→ Exercise details
Repeat the whole listing below, word for word.

··· Exercise input ···

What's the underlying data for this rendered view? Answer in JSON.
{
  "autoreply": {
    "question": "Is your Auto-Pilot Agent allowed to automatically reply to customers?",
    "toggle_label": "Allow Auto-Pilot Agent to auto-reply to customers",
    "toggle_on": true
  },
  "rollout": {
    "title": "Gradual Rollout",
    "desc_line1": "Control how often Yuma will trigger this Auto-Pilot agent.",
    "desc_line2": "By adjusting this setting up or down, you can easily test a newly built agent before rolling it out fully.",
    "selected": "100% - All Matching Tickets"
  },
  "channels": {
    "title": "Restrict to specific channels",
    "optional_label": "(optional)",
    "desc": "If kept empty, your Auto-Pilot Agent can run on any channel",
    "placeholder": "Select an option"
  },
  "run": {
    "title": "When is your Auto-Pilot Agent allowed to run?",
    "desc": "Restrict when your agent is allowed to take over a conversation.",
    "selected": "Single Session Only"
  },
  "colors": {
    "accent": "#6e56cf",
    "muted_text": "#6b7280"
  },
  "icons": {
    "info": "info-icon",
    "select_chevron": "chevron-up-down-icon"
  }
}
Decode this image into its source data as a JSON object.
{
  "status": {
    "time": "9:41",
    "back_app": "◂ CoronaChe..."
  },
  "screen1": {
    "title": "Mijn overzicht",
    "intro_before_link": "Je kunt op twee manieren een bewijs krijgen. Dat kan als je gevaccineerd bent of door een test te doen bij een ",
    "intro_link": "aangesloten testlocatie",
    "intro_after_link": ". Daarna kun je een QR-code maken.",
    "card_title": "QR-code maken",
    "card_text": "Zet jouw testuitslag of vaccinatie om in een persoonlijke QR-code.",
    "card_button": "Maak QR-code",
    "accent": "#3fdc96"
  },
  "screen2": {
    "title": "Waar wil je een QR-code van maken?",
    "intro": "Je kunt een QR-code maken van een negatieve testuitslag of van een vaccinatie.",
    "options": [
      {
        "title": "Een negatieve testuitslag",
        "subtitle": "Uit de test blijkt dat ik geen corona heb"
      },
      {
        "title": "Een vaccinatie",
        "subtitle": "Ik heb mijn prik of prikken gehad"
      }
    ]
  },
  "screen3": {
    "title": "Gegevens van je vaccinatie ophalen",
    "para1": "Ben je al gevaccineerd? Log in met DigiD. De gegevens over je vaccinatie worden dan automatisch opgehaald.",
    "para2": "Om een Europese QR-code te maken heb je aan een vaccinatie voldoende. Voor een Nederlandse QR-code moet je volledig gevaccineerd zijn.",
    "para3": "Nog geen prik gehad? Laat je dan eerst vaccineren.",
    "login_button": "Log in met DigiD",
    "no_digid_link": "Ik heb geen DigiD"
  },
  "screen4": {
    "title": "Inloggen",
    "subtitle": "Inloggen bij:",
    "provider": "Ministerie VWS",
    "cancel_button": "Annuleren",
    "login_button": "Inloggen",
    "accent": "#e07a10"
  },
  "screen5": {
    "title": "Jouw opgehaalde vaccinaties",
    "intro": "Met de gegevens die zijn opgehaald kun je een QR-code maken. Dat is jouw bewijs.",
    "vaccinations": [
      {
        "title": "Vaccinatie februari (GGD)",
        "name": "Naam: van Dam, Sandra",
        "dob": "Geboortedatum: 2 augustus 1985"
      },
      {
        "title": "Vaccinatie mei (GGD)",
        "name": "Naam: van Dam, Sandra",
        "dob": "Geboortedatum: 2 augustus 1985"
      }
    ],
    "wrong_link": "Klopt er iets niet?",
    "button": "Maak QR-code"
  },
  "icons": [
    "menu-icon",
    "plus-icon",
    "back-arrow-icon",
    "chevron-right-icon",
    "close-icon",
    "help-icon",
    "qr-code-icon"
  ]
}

···

→ Result below
What's the underlying data for this rendered view? Answer in JSON.
{
  "autoreply": {
    "question": "Is your Auto-Pilot Agent allowed to automatically reply to customers?",
    "toggle_label": "Allow Auto-Pilot Agent to auto-reply to customers",
    "toggle_on": true
  },
  "rollout": {
    "title": "Gradual Rollout",
    "desc_line1": "Control how often Yuma will trigger this Auto-Pilot agent.",
    "desc_line2": "By adjusting this setting up or down, you can easily test a newly built agent before rolling it out fully.",
    "selected": "100% - All Matching Tickets"
  },
  "channels": {
    "title": "Restrict to specific channels",
    "optional_label": "(optional)",
    "desc": "If kept empty, your Auto-Pilot Agent can run on any channel",
    "placeholder": "Select an option"
  },
  "run": {
    "title": "When is your Auto-Pilot Agent allowed to run?",
    "desc": "Restrict when your agent is allowed to take over a conversation.",
    "selected": "Single Session Only"
  },
  "colors": {
    "accent": "#6e56cf",
    "muted_text": "#6b7280"
  },
  "icons": {
    "info": "info-icon",
    "select_chevron": "chevron-up-down-icon"
  }
}
Decode this image into its source data as a JSON object.
{
  "status": {
    "time": "9:41",
    "back_app": "◂ CoronaChe..."
  },
  "screen1": {
    "title": "Mijn overzicht",
    "intro_before_link": "Je kunt op twee manieren een bewijs krijgen. Dat kan als je gevaccineerd bent of door een test te doen bij een ",
    "intro_link": "aangesloten testlocatie",
    "intro_after_link": ". Daarna kun je een QR-code maken.",
    "card_title": "QR-code maken",
    "card_text": "Zet jouw testuitslag of vaccinatie om in een persoonlijke QR-code.",
    "card_button": "Maak QR-code",
    "accent": "#3fdc96"
  },
  "screen2": {
    "title": "Waar wil je een QR-code van maken?",
    "intro": "Je kunt een QR-code maken van een negatieve testuitslag of van een vaccinatie.",
    "options": [
      {
        "title": "Een negatieve testuitslag",
        "subtitle": "Uit de test blijkt dat ik geen corona heb"
      },
      {
        "title": "Een vaccinatie",
        "subtitle": "Ik heb mijn prik of prikken gehad"
      }
    ]
  },
  "screen3": {
    "title": "Gegevens van je vaccinatie ophalen",
    "para1": "Ben je al gevaccineerd? Log in met DigiD. De gegevens over je vaccinatie worden dan automatisch opgehaald.",
    "para2": "Om een Europese QR-code te maken heb je aan een vaccinatie voldoende. Voor een Nederlandse QR-code moet je volledig gevaccineerd zijn.",
    "para3": "Nog geen prik gehad? Laat je dan eerst vaccineren.",
    "login_button": "Log in met DigiD",
    "no_digid_link": "Ik heb geen DigiD"
  },
  "screen4": {
    "title": "Inloggen",
    "subtitle": "Inloggen bij:",
    "provider": "Ministerie VWS",
    "cancel_button": "Annuleren",
    "login_button": "Inloggen",
    "accent": "#e07a10"
  },
  "screen5": {
    "title": "Jouw opgehaalde vaccinaties",
    "intro": "Met de gegevens die zijn opgehaald kun je een QR-code maken. Dat is jouw bewijs.",
    "vaccinations": [
      {
        "title": "Vaccinatie februari (GGD)",
        "name": "Naam: van Dam, Sandra",
        "dob": "Geboortedatum: 2 augustus 1985"
      },
      {
        "title": "Vaccinatie mei (GGD)",
        "name": "Naam: van Dam, Sandra",
        "dob": "Geboortedatum: 2 augustus 1985"
      }
    ],
    "wrong_link": "Klopt er iets niet?",
    "button": "Maak QR-code"
  },
  "icons": [
    "menu-icon",
    "plus-icon",
    "back-arrow-icon",
    "chevron-right-icon",
    "close-icon",
    "help-icon",
    "qr-code-icon"
  ]
}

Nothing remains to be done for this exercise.